=== EXERCISE ===
In the data below, find each line containing the string "content" and return it.

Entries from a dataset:

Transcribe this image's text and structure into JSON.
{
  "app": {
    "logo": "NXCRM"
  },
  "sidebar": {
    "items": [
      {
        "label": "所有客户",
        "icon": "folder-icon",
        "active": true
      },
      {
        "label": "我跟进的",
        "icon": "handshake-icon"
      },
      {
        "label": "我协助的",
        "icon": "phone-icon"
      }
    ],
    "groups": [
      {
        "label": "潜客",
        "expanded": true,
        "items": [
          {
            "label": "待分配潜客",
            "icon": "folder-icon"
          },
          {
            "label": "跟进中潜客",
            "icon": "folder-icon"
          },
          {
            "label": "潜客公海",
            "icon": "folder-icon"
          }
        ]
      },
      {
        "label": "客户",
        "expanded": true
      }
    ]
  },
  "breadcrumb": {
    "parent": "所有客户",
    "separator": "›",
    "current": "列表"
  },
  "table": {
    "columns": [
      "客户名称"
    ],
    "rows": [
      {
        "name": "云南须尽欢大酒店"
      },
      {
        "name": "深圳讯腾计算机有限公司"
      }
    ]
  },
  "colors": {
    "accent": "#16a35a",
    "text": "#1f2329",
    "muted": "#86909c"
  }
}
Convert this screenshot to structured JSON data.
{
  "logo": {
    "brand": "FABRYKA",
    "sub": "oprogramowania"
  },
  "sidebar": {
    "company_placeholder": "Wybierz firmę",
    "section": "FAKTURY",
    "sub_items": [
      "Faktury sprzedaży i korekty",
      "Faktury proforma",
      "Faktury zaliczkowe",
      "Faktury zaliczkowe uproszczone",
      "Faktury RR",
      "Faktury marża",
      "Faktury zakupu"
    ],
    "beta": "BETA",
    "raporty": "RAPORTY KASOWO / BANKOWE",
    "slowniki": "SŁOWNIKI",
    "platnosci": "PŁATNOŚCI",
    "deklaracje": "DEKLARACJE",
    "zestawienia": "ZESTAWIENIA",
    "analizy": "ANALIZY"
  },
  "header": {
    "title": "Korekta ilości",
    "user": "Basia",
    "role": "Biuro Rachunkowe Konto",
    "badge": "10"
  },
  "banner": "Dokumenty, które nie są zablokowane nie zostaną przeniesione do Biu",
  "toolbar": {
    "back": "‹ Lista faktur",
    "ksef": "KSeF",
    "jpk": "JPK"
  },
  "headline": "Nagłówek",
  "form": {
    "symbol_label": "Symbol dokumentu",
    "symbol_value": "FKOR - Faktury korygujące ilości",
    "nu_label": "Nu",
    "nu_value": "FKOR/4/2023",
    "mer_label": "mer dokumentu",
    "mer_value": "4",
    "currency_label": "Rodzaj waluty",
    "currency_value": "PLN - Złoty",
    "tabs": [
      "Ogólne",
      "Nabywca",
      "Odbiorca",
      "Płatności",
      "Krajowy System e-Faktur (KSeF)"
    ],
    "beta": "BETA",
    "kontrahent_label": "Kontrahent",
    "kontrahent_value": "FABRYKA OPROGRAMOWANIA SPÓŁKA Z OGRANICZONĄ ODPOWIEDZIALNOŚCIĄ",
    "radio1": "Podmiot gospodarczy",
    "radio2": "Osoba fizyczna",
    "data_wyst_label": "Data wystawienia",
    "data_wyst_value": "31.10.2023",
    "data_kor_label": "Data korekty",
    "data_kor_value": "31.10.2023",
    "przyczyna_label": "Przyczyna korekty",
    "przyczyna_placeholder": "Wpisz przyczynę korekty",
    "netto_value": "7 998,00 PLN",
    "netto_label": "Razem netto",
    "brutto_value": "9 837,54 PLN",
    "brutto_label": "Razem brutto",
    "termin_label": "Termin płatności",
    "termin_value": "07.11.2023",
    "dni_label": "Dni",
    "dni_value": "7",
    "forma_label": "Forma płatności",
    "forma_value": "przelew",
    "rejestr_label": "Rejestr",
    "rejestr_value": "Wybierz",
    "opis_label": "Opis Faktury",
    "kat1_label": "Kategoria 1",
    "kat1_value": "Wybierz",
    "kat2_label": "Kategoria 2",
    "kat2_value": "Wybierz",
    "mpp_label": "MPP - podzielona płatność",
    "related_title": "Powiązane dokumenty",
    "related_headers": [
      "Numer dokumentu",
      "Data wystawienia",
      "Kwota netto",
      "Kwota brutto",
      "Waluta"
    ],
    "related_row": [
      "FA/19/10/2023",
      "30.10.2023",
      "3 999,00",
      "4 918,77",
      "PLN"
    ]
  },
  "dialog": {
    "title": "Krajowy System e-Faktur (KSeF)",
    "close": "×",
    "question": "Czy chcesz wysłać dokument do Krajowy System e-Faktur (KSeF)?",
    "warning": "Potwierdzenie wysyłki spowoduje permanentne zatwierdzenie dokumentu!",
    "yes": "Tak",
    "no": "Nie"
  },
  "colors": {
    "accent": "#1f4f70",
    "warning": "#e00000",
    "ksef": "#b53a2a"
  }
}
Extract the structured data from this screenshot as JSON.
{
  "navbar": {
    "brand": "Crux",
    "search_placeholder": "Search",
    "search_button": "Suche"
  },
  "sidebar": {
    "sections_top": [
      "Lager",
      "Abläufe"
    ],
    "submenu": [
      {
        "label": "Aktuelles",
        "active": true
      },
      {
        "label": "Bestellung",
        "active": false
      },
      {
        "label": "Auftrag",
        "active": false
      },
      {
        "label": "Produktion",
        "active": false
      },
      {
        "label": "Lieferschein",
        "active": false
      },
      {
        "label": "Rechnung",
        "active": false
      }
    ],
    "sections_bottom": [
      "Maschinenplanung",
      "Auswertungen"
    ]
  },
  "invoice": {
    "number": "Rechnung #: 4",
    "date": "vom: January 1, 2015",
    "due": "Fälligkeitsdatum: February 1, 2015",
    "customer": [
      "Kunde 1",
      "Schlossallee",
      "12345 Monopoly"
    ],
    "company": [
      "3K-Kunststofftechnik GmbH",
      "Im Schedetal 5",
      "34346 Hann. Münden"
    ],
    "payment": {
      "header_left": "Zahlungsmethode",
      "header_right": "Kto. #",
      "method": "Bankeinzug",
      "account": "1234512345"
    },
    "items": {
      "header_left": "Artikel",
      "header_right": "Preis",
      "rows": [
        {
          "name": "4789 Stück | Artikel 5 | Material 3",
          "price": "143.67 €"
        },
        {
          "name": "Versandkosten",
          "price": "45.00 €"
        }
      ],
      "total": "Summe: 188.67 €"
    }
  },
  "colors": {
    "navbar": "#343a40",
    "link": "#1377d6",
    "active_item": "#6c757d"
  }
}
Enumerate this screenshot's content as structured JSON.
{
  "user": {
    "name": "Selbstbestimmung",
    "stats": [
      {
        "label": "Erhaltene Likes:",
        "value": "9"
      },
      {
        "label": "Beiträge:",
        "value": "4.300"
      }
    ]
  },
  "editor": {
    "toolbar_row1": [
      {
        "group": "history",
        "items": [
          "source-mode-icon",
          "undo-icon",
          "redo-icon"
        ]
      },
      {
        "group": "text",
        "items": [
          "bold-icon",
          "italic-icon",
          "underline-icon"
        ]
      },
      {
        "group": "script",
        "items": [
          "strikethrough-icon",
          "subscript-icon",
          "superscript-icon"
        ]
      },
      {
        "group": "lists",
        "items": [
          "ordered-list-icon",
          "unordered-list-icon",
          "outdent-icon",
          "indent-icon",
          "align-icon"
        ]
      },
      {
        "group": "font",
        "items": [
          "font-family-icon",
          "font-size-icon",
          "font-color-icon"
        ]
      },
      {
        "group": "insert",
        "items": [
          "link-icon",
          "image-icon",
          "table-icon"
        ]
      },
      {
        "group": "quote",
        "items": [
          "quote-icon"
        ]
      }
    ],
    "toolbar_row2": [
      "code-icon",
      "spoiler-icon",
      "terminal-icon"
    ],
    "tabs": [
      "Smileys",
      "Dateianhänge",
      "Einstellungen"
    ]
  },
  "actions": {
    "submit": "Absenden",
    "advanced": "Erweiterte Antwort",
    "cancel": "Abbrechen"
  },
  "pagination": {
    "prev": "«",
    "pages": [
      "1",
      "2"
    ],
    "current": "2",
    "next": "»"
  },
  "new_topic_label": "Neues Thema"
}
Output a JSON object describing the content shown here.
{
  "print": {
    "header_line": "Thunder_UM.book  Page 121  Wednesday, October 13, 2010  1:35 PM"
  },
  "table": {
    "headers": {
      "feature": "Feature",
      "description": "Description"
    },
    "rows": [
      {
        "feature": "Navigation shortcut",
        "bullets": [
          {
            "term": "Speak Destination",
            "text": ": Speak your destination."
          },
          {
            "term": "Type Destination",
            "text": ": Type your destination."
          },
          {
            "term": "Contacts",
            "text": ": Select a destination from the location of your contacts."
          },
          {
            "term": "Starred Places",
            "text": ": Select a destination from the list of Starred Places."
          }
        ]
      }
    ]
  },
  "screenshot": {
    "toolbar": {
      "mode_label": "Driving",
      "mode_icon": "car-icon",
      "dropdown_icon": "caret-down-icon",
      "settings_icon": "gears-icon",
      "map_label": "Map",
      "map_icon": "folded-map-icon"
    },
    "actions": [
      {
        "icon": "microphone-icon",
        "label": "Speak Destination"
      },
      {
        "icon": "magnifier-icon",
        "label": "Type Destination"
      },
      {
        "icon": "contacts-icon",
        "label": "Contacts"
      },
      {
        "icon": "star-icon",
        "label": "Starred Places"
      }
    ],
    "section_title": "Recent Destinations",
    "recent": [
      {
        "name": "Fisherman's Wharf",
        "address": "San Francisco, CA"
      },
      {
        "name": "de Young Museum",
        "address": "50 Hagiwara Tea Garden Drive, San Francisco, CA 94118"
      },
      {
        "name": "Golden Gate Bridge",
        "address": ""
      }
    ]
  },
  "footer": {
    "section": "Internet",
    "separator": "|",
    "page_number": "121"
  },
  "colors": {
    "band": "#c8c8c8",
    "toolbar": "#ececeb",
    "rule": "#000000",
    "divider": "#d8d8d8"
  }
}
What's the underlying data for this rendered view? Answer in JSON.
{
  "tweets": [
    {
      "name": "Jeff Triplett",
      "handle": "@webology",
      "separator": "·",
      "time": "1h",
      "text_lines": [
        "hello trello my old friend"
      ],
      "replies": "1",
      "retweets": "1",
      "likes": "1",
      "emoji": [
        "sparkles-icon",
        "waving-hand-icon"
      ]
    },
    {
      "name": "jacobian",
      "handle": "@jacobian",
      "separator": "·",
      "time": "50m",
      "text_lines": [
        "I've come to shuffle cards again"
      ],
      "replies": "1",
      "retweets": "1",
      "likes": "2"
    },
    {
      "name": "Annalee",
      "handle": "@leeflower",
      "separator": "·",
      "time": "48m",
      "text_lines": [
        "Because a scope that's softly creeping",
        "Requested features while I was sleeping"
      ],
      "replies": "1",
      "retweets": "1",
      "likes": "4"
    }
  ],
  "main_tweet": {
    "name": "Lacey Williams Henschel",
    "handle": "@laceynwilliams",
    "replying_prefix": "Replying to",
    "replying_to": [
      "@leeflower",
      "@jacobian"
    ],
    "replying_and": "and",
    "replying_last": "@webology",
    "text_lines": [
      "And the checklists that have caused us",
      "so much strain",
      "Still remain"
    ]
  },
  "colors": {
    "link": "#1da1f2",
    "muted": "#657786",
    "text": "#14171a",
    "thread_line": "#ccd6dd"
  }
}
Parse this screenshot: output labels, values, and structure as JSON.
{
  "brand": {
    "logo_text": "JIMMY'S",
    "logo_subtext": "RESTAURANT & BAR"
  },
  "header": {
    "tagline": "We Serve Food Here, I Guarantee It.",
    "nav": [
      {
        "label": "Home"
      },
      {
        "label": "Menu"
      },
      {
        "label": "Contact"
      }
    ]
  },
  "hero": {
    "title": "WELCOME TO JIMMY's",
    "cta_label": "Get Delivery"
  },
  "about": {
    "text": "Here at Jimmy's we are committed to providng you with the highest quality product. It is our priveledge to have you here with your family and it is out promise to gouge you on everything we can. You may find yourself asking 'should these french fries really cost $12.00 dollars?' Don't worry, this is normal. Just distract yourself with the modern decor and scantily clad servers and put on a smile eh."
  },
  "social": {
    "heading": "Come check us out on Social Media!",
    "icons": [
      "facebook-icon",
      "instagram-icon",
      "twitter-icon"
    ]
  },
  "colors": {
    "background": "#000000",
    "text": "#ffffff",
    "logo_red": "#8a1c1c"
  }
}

=== THE RESULT ===
Enumerate this screenshot's content as structured JSON.
Output a JSON object describing the content shown here.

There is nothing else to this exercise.